=== Set task ===
Write out the whole listing again, exactly as given.
--- BEGIN Entries provided ---
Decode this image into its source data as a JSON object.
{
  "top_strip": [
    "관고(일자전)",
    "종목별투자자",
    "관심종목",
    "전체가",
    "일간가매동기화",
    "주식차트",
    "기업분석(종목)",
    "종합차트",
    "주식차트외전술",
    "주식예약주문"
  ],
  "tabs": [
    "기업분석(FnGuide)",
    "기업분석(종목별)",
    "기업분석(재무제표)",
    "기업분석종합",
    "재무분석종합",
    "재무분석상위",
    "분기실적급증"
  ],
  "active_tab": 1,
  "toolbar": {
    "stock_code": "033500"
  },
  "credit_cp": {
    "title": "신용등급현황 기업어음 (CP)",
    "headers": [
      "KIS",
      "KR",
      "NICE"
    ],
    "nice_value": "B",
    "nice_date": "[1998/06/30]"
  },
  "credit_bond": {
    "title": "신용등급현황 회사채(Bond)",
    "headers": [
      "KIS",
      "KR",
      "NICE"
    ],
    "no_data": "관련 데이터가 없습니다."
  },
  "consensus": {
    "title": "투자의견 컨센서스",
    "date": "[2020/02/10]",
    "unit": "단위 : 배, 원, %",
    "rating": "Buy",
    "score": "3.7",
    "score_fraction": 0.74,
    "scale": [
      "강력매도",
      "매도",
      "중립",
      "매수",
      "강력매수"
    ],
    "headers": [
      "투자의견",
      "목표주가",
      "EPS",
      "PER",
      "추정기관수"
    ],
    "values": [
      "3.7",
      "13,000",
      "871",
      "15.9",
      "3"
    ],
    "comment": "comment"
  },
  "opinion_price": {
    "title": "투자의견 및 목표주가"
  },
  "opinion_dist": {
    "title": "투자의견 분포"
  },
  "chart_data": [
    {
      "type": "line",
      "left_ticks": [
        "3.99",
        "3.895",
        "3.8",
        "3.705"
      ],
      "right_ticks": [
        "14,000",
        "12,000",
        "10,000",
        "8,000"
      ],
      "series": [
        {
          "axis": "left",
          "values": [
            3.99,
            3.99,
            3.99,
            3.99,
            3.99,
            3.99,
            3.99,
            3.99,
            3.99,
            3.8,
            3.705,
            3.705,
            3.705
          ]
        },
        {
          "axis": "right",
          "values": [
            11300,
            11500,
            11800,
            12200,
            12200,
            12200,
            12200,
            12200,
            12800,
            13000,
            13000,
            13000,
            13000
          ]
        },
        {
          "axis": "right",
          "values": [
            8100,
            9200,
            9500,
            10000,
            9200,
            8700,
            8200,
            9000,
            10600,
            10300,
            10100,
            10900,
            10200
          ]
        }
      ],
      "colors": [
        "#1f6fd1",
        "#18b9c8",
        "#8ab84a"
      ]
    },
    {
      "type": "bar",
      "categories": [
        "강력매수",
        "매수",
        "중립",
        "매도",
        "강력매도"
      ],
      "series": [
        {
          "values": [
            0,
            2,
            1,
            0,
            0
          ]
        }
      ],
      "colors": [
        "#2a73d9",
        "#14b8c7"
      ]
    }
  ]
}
--- END Entries provided ---
=== Result of this task ===
Decode this image into its source data as a JSON object.
{
  "top_strip": [
    "관고(일자전)",
    "종목별투자자",
    "관심종목",
    "전체가",
    "일간가매동기화",
    "주식차트",
    "기업분석(종목)",
    "종합차트",
    "주식차트외전술",
    "주식예약주문"
  ],
  "tabs": [
    "기업분석(FnGuide)",
    "기업분석(종목별)",
    "기업분석(재무제표)",
    "기업분석종합",
    "재무분석종합",
    "재무분석상위",
    "분기실적급증"
  ],
  "active_tab": 1,
  "toolbar": {
    "stock_code": "033500"
  },
  "credit_cp": {
    "title": "신용등급현황 기업어음 (CP)",
    "headers": [
      "KIS",
      "KR",
      "NICE"
    ],
    "nice_value": "B",
    "nice_date": "[1998/06/30]"
  },
  "credit_bond": {
    "title": "신용등급현황 회사채(Bond)",
    "headers": [
      "KIS",
      "KR",
      "NICE"
    ],
    "no_data": "관련 데이터가 없습니다."
  },
  "consensus": {
    "title": "투자의견 컨센서스",
    "date": "[2020/02/10]",
    "unit": "단위 : 배, 원, %",
    "rating": "Buy",
    "score": "3.7",
    "score_fraction": 0.74,
    "scale": [
      "강력매도",
      "매도",
      "중립",
      "매수",
      "강력매수"
    ],
    "headers": [
      "투자의견",
      "목표주가",
      "EPS",
      "PER",
      "추정기관수"
    ],
    "values": [
      "3.7",
      "13,000",
      "871",
      "15.9",
      "3"
    ],
    "comment": "comment"
  },
  "opinion_price": {
    "title": "투자의견 및 목표주가"
  },
  "opinion_dist": {
    "title": "투자의견 분포"
  },
  "chart_data": [
    {
      "type": "line",
      "left_ticks": [
        "3.99",
        "3.895",
        "3.8",
        "3.705"
      ],
      "right_ticks": [
        "14,000",
        "12,000",
        "10,000",
        "8,000"
      ],
      "series": [
        {
          "axis": "left",
          "values": [
            3.99,
            3.99,
            3.99,
            3.99,
            3.99,
            3.99,
            3.99,
            3.99,
            3.99,
            3.8,
            3.705,
            3.705,
            3.705
          ]
        },
        {
          "axis": "right",
          "values": [
            11300,
            11500,
            11800,
            12200,
            12200,
            12200,
            12200,
            12200,
            12800,
            13000,
            13000,
            13000,
            13000
          ]
        },
        {
          "axis": "right",
          "values": [
            8100,
            9200,
            9500,
            10000,
            9200,
            8700,
            8200,
            9000,
            10600,
            10300,
            10100,
            10900,
            10200
          ]
        }
      ],
      "colors": [
        "#1f6fd1",
        "#18b9c8",
        "#8ab84a"
      ]
    },
    {
      "type": "bar",
      "categories": [
        "강력매수",
        "매수",
        "중립",
        "매도",
        "강력매도"
      ],
      "series": [
        {
          "values": [
            0,
            2,
            1,
            0,
            0
          ]
        }
      ],
      "colors": [
        "#2a73d9",
        "#14b8c7"
      ]
    }
  ]
}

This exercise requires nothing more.